Your goal => Search the listing below for "code". Copy each matching line.

Input material =>
>>
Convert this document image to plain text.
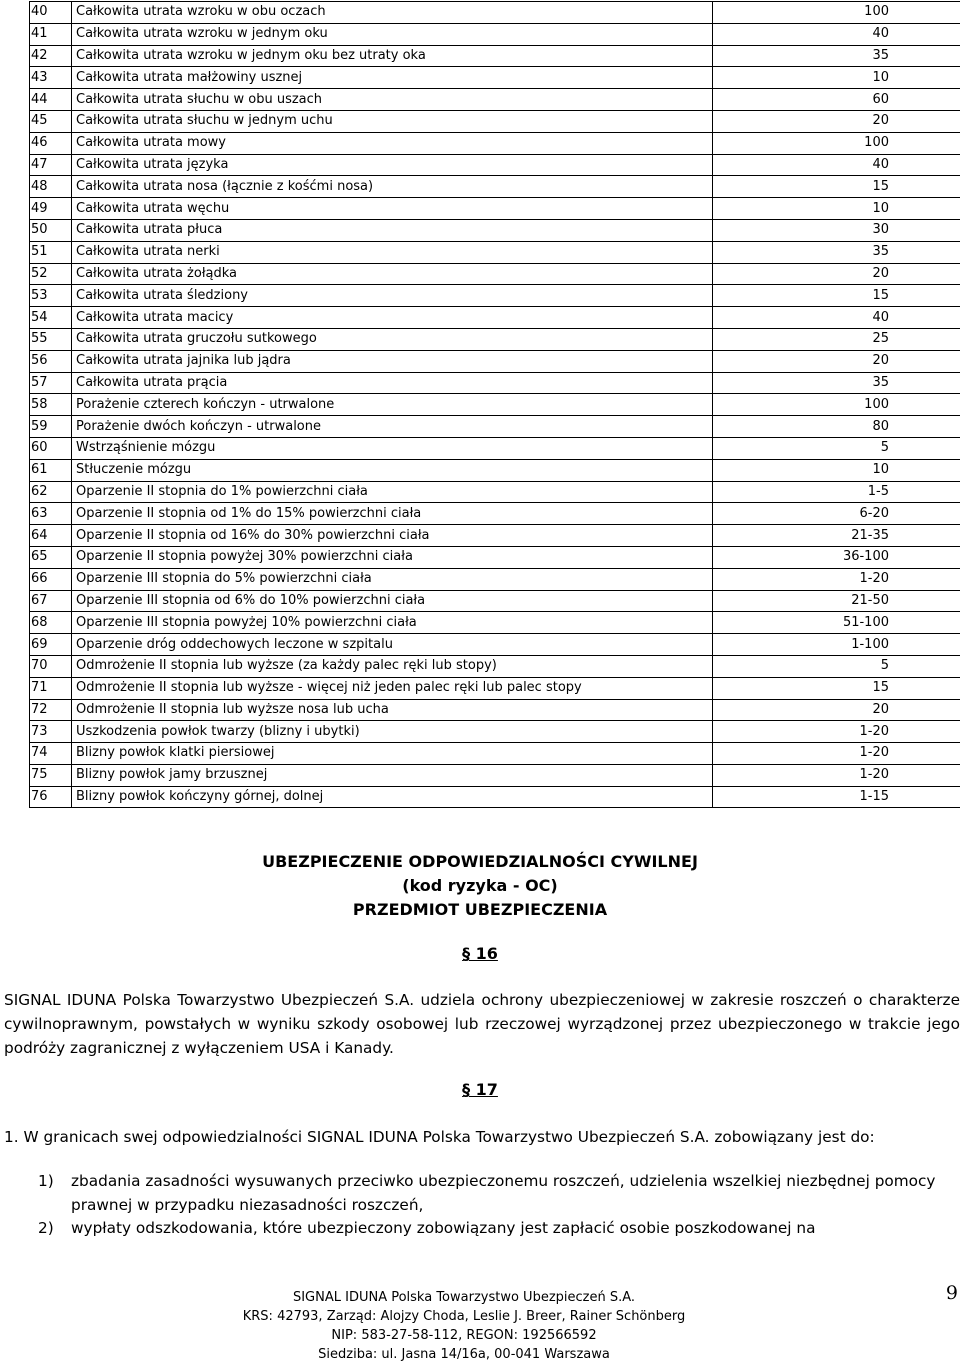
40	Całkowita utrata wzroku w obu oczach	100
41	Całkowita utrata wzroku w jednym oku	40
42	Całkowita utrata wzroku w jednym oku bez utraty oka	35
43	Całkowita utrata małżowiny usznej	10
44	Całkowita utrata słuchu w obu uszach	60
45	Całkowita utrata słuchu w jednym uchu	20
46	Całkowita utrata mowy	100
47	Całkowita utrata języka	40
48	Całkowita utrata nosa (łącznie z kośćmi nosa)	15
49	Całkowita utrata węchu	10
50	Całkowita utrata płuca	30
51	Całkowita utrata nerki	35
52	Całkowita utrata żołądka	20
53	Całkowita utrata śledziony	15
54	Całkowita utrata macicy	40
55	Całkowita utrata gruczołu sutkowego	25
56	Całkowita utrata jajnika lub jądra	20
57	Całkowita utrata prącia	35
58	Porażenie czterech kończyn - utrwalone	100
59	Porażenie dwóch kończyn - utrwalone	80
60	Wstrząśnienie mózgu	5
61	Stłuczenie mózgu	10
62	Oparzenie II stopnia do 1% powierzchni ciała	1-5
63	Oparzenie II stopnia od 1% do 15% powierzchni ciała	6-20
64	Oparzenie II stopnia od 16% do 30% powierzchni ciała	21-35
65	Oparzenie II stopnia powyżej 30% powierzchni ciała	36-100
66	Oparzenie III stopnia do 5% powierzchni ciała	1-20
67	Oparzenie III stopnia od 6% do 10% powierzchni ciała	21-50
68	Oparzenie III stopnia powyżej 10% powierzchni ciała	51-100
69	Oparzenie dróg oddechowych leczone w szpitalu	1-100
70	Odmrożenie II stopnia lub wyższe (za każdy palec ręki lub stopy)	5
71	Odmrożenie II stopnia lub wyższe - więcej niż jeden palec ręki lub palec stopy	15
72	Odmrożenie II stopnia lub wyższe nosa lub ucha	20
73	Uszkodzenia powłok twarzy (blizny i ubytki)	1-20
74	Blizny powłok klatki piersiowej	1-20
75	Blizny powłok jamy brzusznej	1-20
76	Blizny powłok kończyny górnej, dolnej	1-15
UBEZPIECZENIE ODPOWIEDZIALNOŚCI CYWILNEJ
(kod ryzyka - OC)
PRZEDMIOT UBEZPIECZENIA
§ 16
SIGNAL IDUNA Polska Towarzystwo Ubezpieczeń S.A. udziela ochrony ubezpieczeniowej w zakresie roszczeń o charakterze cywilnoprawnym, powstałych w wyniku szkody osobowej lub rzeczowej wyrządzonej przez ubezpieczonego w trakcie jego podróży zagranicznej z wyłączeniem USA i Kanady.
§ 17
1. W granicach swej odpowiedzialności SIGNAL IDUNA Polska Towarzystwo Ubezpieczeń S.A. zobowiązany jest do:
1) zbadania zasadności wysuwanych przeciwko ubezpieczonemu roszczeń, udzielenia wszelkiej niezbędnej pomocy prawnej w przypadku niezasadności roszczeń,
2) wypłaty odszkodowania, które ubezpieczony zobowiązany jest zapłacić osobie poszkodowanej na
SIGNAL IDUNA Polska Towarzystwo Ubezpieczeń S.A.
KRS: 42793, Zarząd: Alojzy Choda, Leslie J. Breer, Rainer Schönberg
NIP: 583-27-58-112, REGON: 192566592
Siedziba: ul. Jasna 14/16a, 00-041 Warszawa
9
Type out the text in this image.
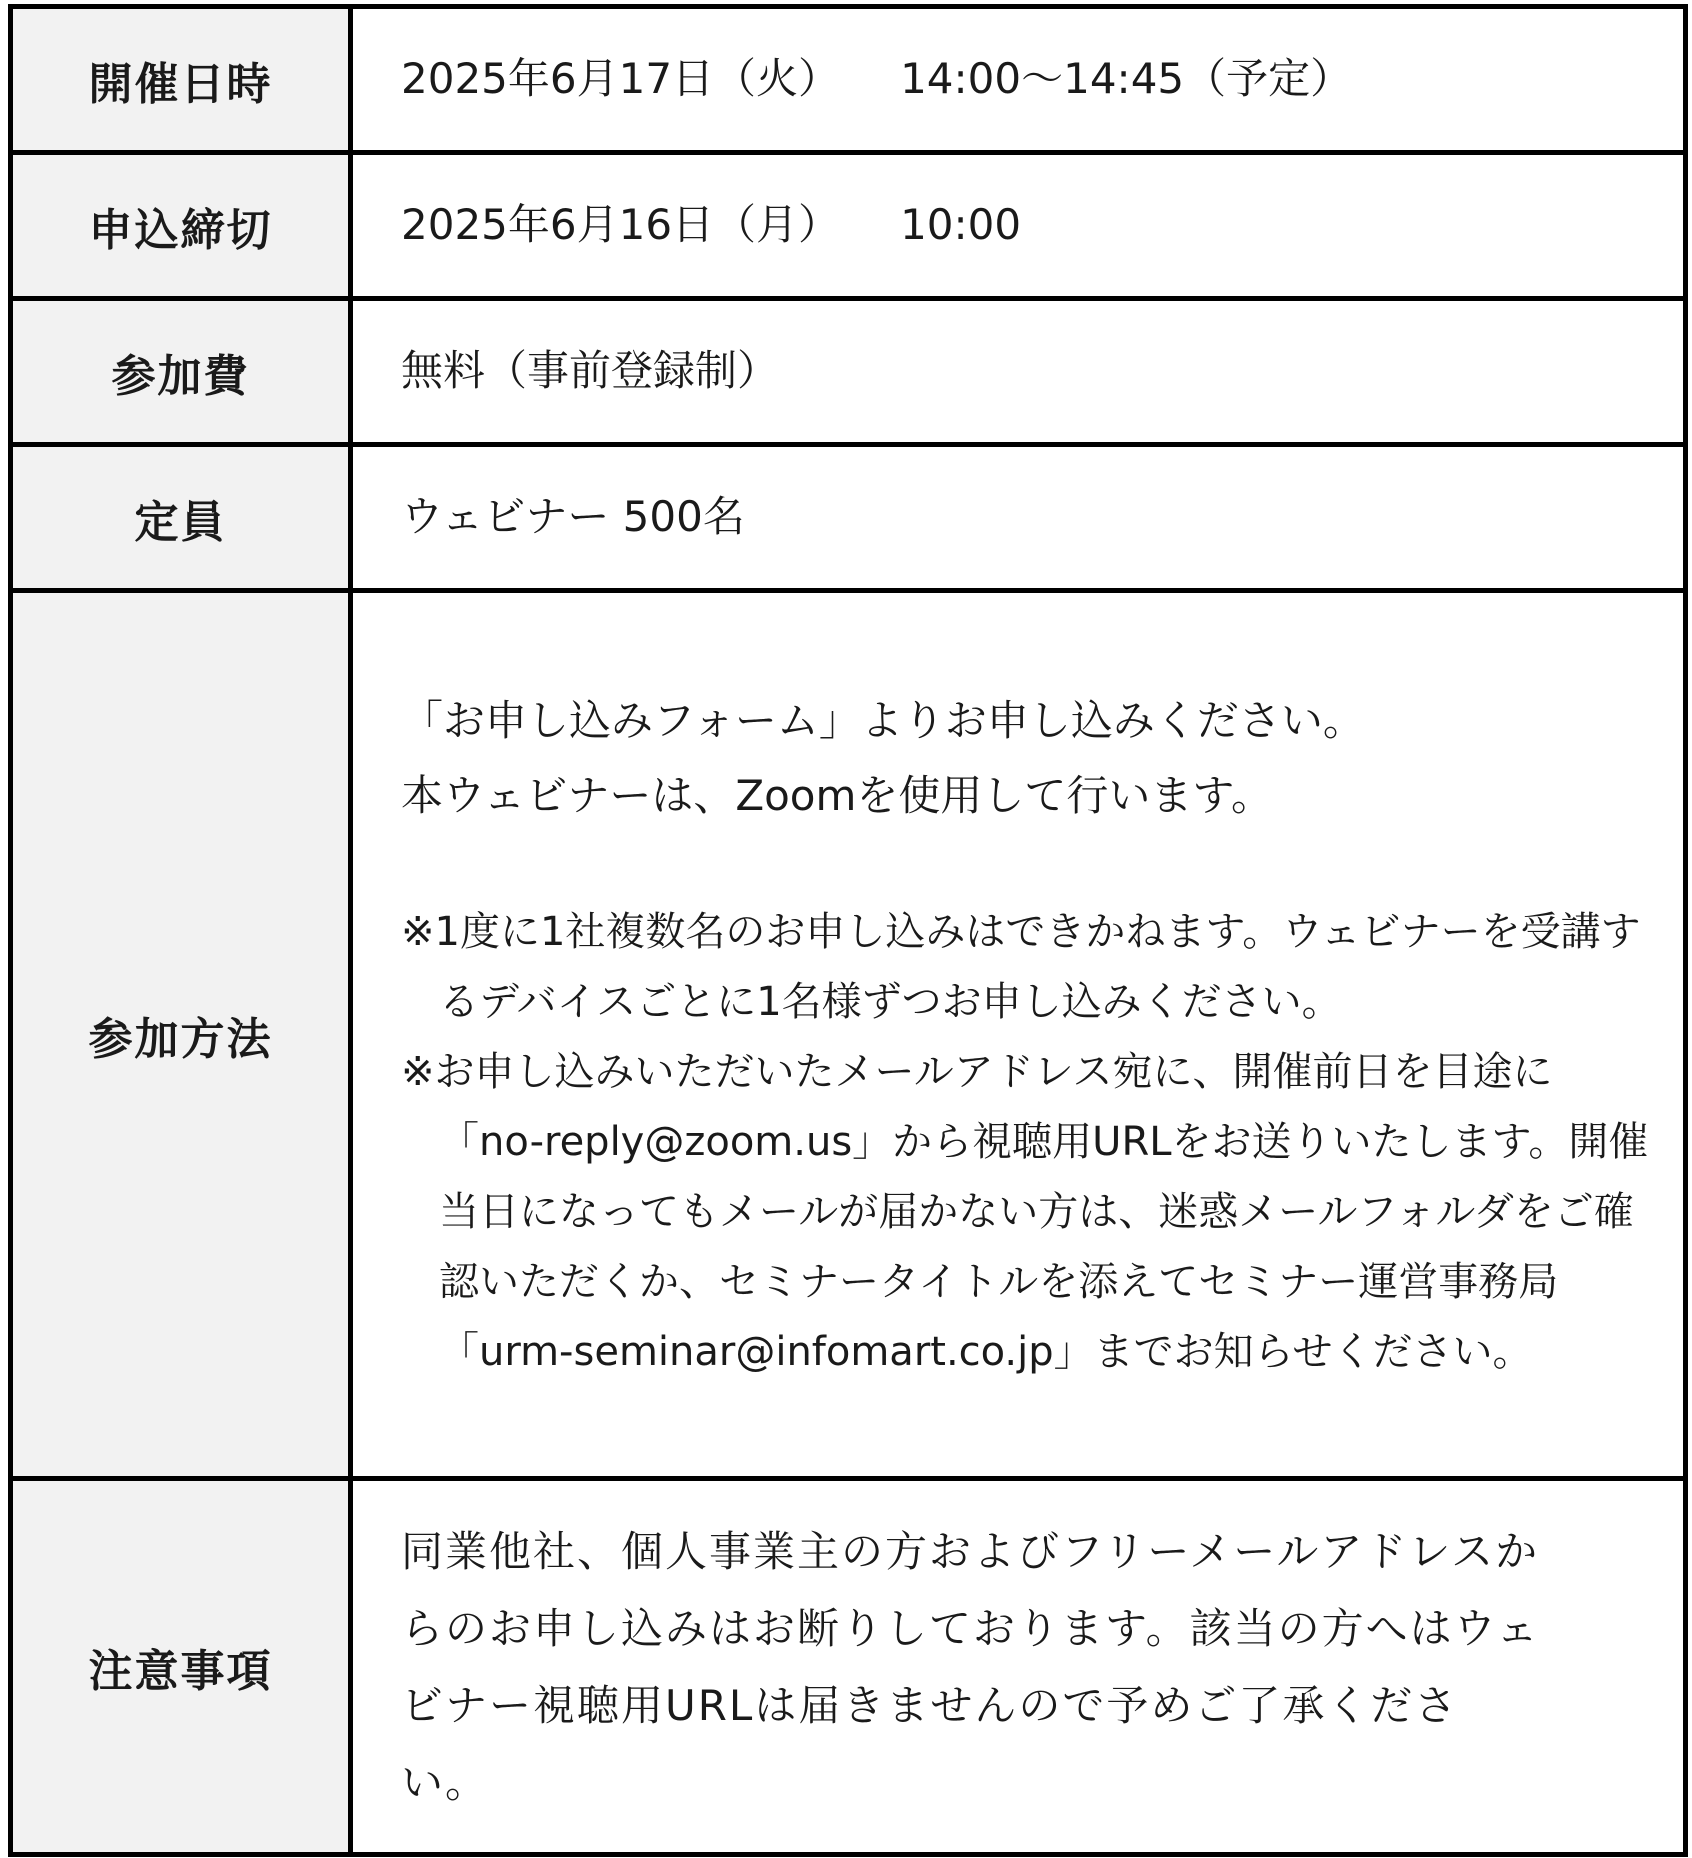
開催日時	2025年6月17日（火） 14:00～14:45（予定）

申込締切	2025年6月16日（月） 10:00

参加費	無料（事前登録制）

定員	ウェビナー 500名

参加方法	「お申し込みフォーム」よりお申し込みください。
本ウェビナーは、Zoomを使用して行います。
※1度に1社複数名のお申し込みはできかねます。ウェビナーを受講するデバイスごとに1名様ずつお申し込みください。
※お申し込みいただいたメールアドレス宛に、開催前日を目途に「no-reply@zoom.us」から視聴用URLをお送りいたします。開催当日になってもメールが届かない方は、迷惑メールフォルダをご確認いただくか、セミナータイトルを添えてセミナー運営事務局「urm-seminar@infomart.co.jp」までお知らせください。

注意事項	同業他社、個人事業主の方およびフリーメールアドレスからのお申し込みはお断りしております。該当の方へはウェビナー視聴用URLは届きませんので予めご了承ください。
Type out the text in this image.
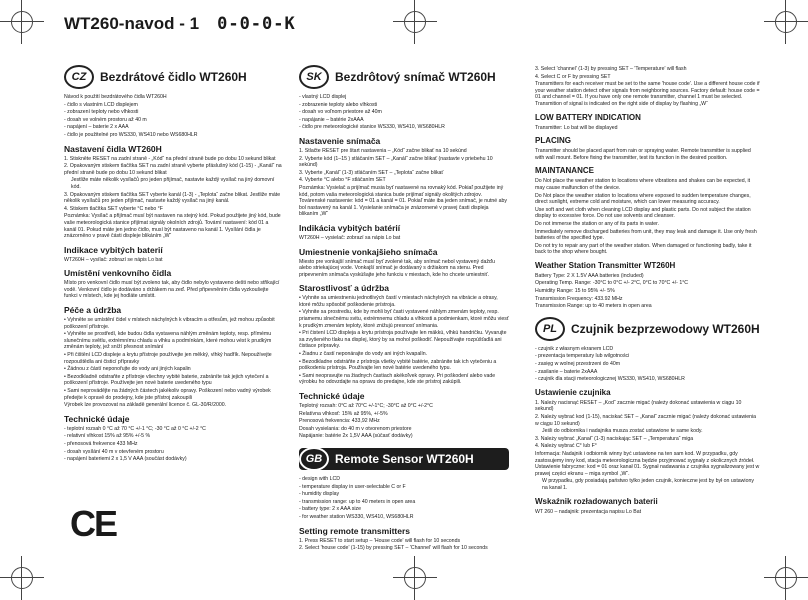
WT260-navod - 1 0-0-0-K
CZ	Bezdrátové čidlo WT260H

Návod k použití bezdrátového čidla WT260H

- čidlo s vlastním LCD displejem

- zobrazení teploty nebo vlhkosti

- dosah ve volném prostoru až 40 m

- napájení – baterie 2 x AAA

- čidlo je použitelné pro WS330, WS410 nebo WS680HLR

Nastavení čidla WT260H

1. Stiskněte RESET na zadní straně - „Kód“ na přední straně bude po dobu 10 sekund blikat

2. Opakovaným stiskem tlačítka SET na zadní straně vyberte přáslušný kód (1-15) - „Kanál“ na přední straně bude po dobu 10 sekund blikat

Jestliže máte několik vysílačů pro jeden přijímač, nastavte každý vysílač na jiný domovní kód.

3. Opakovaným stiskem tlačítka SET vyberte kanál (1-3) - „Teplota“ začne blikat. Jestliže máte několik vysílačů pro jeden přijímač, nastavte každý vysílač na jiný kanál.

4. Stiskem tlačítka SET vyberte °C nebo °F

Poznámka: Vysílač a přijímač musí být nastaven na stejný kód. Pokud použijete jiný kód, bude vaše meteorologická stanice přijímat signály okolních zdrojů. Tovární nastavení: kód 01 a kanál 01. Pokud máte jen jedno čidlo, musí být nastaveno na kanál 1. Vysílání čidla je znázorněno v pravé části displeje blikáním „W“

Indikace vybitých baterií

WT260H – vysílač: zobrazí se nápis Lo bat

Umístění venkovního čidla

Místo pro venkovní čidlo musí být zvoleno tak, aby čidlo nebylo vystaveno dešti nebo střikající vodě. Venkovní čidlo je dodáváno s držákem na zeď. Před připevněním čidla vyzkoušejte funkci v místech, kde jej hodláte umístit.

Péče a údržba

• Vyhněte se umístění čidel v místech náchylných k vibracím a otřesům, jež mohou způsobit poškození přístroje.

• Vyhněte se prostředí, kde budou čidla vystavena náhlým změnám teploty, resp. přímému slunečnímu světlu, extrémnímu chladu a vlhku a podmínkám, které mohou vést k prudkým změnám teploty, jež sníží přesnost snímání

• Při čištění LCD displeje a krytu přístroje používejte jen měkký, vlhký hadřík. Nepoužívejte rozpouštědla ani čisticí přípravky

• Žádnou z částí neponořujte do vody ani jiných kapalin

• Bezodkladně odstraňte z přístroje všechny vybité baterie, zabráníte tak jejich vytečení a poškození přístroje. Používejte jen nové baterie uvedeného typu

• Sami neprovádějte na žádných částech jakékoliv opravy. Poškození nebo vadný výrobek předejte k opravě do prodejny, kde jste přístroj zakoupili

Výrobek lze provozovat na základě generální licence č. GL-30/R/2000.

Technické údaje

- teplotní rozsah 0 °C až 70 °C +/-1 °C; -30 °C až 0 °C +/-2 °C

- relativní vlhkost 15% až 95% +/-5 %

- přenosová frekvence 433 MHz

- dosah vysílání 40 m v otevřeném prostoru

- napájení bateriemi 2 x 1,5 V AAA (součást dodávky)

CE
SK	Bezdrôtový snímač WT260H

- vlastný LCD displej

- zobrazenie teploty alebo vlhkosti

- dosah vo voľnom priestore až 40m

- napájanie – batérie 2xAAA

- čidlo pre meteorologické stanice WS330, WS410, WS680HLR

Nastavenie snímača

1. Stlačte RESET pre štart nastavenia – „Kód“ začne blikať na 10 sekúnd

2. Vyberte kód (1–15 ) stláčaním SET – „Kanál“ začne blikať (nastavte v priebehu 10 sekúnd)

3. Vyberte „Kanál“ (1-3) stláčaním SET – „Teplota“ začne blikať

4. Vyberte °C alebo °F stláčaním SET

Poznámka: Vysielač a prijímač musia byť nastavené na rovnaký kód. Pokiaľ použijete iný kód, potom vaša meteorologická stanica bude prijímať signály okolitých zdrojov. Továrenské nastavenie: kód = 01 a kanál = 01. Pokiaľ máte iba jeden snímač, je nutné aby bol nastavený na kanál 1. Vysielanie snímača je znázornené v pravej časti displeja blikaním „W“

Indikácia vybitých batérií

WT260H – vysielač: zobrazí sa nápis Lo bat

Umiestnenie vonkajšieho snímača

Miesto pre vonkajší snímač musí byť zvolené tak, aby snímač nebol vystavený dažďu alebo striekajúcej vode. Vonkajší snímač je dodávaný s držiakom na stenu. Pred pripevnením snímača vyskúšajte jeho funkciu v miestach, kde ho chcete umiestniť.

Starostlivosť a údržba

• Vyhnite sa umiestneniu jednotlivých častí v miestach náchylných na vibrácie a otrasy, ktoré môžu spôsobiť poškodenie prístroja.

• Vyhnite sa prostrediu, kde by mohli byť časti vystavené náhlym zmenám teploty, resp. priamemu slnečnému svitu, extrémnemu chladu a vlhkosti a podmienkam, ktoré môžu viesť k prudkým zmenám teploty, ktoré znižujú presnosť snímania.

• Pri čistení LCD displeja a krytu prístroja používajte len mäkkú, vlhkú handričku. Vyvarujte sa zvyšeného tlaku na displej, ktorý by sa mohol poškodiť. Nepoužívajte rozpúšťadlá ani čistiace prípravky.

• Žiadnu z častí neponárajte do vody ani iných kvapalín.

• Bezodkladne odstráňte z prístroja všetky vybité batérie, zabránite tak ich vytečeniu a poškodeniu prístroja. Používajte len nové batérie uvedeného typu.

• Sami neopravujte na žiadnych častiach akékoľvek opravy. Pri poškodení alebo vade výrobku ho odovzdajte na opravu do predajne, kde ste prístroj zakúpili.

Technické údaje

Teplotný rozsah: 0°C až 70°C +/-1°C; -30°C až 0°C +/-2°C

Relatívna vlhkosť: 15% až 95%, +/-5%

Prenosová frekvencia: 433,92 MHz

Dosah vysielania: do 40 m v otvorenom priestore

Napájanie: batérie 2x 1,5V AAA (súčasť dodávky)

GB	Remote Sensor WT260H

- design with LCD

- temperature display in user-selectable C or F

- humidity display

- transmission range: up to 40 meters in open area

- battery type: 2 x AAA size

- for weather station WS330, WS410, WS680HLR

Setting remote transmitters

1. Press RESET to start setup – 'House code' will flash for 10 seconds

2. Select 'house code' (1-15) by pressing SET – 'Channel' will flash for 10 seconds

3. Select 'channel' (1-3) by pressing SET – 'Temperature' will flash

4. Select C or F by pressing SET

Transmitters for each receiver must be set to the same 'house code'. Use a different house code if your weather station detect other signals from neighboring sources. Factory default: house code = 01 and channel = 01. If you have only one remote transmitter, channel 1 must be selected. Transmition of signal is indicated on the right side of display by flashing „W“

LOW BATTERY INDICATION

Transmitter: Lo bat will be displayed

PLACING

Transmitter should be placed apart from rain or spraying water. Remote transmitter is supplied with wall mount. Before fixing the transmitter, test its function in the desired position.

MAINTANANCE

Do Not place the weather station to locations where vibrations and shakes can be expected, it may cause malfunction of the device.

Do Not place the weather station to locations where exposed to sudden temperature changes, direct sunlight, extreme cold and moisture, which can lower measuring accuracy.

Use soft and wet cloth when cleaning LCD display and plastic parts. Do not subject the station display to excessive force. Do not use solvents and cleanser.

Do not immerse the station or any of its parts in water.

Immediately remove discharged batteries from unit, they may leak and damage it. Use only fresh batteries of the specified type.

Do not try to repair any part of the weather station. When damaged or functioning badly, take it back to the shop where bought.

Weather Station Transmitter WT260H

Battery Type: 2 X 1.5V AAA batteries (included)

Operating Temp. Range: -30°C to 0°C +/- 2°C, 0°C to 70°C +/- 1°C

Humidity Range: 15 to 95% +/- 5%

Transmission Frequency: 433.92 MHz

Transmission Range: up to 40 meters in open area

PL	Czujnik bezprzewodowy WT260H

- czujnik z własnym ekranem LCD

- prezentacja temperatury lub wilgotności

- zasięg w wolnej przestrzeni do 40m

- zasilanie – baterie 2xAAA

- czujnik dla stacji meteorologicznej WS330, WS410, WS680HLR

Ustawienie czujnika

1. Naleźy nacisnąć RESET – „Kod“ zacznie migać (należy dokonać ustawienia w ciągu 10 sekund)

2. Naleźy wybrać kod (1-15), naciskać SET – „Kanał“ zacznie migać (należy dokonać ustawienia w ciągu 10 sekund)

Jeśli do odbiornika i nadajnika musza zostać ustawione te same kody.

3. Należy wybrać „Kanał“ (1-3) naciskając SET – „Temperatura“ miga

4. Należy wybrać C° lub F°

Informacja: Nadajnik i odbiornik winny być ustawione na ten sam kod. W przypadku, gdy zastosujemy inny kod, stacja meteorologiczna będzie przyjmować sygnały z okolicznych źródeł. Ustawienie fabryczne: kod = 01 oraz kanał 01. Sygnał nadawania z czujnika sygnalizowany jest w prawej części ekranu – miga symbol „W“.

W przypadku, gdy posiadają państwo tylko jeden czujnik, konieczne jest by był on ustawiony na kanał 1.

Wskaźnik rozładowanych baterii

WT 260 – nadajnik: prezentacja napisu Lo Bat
<<
Problem solution =>
1. Press RESET to start setup – 'House code' will flash for 10 seconds
2. Select 'house code' (1-15) by pressing SET – 'Channel' will flash for 10 seconds
Transmitters for each receiver must be set to the same 'house code'. Use a different house code if your weather station detect other signals from neighboring sources. Factory default: house code = 01 and channel = 01. If you have only one remote transmitter, channel 1 must be selected. Transmition of signal is indicated on the right side of display by flashing „W“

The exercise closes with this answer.